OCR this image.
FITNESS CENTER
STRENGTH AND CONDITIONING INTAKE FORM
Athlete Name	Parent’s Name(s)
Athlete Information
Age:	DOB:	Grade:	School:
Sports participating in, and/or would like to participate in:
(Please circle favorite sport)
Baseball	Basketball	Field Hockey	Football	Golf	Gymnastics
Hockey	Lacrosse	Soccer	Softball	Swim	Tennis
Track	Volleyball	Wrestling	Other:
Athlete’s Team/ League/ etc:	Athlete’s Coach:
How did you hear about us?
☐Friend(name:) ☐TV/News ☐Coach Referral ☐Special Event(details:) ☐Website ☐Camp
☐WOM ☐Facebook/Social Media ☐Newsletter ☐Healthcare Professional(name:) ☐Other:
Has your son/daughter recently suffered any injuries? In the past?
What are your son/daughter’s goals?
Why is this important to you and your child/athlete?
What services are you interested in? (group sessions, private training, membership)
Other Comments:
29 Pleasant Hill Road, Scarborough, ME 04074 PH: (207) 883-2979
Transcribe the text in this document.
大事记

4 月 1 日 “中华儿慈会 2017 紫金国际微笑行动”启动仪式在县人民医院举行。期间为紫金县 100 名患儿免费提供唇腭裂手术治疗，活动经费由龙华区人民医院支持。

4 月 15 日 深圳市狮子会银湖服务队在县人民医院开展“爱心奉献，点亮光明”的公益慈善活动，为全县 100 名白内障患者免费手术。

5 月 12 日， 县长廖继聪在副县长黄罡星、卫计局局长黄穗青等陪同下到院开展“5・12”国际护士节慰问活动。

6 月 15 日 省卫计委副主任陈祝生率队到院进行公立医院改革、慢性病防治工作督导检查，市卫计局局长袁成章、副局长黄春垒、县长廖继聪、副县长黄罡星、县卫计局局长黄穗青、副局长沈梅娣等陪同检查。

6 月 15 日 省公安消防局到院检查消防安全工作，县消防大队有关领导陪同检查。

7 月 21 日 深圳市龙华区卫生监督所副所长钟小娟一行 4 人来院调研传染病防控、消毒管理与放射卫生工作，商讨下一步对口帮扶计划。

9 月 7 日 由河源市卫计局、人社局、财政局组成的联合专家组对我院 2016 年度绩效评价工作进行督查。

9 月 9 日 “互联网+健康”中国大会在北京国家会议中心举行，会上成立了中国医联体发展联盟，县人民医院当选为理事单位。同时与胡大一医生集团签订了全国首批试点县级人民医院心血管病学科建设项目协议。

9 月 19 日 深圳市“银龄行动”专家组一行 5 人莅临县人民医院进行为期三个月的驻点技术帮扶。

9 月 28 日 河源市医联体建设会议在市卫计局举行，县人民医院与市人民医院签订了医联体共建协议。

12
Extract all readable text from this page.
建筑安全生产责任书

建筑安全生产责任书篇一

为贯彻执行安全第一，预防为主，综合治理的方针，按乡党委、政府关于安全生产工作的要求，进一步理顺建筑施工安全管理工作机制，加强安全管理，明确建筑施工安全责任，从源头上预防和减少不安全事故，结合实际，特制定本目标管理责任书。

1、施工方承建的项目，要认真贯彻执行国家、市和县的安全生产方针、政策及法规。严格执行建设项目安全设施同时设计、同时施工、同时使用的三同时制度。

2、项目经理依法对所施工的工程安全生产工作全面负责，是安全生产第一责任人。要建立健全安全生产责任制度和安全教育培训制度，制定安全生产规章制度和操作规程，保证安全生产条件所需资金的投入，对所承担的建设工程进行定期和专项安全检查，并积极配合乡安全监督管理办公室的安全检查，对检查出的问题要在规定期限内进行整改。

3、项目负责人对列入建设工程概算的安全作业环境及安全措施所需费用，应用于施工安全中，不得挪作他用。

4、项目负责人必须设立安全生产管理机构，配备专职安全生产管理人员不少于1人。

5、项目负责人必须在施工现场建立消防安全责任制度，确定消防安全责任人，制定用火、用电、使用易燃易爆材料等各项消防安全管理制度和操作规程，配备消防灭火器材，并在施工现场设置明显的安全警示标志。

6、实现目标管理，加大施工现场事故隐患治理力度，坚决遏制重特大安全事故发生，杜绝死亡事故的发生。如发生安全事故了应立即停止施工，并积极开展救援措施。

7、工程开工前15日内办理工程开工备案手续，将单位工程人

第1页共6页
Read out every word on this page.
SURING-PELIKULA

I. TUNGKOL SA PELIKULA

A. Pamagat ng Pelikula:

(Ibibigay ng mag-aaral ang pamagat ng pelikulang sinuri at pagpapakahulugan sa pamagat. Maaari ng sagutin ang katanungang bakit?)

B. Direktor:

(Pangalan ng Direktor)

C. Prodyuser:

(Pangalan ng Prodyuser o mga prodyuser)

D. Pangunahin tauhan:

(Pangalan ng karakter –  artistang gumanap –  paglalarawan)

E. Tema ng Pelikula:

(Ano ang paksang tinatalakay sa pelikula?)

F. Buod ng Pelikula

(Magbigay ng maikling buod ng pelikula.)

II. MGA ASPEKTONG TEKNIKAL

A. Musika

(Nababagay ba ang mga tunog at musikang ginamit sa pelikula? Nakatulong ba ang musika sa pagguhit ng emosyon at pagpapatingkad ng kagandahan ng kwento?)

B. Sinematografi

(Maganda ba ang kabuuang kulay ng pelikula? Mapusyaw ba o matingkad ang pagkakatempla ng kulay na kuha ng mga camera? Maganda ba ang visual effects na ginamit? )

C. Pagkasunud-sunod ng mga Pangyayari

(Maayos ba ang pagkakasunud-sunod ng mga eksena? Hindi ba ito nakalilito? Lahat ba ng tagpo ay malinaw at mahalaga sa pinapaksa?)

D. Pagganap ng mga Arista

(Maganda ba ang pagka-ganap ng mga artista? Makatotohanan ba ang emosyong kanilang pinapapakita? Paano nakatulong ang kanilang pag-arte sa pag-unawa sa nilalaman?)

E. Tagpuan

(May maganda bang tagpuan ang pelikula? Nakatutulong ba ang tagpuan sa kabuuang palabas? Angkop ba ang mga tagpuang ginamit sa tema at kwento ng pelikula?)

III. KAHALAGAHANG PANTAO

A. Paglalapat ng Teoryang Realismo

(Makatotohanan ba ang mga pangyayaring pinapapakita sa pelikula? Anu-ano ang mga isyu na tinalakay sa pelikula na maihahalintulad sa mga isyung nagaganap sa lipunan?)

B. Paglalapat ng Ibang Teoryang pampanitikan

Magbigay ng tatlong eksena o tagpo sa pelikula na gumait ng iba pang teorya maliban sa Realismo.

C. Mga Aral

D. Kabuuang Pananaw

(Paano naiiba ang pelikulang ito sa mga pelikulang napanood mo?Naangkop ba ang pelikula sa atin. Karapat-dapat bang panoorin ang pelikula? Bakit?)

_ _ _ _

PROBLEM:
Report how many lines of the records above contain the word "Realismo", giving only the number.

ANSWER FOR THE TASK:
2